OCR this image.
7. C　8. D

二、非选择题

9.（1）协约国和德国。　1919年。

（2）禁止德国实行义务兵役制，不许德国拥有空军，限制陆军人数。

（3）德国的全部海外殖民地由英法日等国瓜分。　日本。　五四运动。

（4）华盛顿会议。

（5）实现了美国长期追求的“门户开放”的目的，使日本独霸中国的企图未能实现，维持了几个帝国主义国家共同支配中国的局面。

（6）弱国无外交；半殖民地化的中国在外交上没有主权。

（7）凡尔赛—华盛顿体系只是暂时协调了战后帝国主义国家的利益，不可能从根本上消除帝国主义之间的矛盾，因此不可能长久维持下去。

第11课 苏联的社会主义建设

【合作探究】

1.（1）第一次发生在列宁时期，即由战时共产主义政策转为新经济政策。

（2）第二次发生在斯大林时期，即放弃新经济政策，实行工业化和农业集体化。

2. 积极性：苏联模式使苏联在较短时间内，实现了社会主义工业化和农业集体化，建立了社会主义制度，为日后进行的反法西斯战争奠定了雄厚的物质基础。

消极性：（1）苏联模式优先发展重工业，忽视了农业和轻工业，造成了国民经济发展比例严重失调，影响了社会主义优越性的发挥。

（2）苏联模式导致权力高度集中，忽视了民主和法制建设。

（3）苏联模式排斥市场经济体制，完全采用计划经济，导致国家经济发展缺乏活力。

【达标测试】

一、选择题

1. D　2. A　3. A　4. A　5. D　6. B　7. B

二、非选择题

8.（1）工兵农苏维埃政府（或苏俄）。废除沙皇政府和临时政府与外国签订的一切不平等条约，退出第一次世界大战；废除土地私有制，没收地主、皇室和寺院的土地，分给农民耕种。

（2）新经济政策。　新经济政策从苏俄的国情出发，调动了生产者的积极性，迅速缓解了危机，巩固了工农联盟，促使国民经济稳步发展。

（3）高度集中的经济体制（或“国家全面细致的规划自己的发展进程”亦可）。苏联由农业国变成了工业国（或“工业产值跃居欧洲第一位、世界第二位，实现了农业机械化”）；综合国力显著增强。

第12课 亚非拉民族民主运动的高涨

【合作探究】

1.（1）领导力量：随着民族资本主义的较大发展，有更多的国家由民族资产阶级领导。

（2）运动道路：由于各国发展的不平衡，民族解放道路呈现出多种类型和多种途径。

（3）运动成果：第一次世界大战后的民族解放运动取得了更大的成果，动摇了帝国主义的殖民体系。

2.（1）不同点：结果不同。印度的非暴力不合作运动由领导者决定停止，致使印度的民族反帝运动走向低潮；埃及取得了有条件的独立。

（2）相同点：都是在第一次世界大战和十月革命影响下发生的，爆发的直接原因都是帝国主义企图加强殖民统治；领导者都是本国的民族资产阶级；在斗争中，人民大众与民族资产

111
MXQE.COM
...
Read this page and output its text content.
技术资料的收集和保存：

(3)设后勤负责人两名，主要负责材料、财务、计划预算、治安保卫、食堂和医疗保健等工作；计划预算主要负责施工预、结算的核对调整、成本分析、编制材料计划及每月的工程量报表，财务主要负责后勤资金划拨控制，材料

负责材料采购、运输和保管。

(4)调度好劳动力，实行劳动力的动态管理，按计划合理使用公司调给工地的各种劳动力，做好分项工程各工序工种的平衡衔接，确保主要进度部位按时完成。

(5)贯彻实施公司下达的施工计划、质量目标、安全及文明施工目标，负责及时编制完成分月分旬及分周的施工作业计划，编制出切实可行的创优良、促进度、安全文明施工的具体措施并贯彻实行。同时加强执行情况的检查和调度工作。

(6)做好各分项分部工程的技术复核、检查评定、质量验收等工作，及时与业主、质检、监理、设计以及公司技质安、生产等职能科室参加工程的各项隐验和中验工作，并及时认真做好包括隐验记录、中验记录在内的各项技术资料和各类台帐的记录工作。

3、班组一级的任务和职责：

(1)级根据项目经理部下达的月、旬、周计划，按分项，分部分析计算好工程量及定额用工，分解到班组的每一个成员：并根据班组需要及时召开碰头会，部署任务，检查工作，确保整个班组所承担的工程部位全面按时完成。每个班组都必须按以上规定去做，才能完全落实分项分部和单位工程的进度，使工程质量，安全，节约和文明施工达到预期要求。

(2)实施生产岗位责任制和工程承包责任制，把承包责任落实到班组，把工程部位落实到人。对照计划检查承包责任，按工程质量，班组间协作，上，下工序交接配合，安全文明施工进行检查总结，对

**WRITTEN REQUEST**
Identify each line in the records above containing the word "this"; copy those lines.

**SOLUTION TO THE PROBLEM**
OCR this image.
Read this page and output its text content.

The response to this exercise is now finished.